§ **SUPPLIED DATA**
__________

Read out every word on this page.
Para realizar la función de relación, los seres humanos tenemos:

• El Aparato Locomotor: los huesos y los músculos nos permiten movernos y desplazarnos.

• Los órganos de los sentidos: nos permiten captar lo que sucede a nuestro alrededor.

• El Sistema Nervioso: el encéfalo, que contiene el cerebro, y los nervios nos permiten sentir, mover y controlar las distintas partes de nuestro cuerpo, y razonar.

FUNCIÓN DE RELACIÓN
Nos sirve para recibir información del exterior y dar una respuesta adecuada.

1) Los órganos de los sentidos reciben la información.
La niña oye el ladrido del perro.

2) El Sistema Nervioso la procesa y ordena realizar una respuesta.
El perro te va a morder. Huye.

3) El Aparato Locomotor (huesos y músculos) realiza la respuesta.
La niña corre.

__________

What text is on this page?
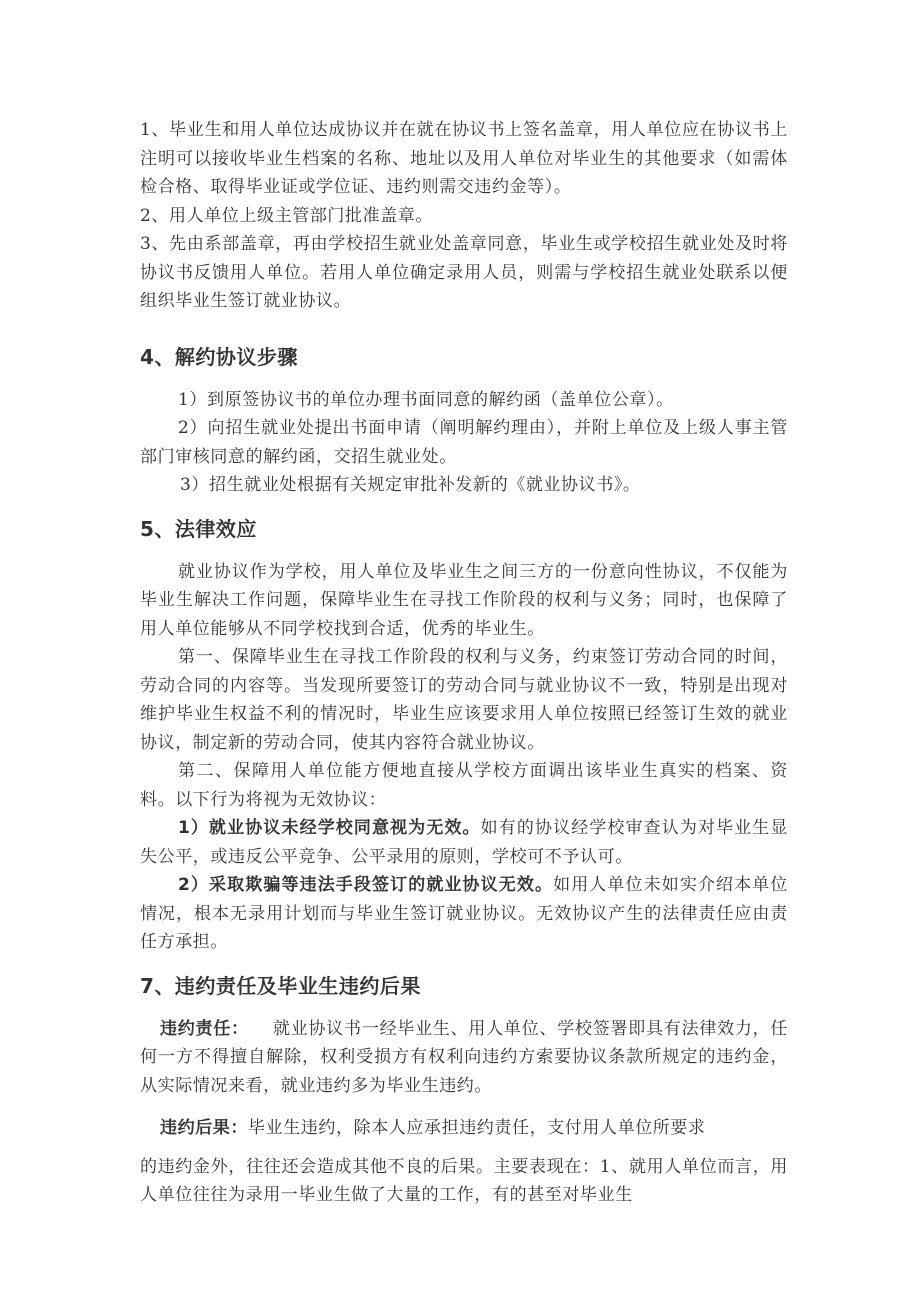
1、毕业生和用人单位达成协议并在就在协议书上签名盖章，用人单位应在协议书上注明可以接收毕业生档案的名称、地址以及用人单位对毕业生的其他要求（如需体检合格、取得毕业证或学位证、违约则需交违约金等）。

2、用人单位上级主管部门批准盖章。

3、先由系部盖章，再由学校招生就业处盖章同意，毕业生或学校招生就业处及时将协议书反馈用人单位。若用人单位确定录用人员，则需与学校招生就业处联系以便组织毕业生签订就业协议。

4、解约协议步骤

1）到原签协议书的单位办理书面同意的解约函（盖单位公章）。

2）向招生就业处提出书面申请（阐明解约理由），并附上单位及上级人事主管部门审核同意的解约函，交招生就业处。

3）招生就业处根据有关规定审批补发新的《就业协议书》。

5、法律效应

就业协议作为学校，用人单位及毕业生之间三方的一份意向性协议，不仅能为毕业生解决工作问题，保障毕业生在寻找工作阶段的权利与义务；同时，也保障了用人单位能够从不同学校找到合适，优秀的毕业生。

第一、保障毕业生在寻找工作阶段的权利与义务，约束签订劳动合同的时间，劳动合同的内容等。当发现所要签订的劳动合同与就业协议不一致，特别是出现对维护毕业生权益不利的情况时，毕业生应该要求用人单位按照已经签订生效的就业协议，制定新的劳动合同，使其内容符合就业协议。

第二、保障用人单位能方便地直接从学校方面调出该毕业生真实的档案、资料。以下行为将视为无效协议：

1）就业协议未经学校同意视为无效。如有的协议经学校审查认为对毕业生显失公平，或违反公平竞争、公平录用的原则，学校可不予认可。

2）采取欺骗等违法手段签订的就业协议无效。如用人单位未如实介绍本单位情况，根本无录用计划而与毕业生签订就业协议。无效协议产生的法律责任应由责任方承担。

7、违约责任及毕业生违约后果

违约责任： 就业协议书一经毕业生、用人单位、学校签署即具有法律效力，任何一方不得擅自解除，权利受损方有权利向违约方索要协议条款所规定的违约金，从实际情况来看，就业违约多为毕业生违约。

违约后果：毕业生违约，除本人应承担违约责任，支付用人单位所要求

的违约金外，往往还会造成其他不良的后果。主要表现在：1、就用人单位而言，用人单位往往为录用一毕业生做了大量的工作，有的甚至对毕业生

__________

§ **PROBLEM STATEMENT**
Look above for every line with the word "nuestro" and copy it.

§ **RESULT OF THE TASK**
• Los órganos de los sentidos: nos permiten captar lo que sucede a nuestro alrededor.
• El Sistema Nervioso: el encéfalo, que contiene el cerebro, y los nervios nos permiten sentir, mover y controlar las distintas partes de nuestro cuerpo, y razonar.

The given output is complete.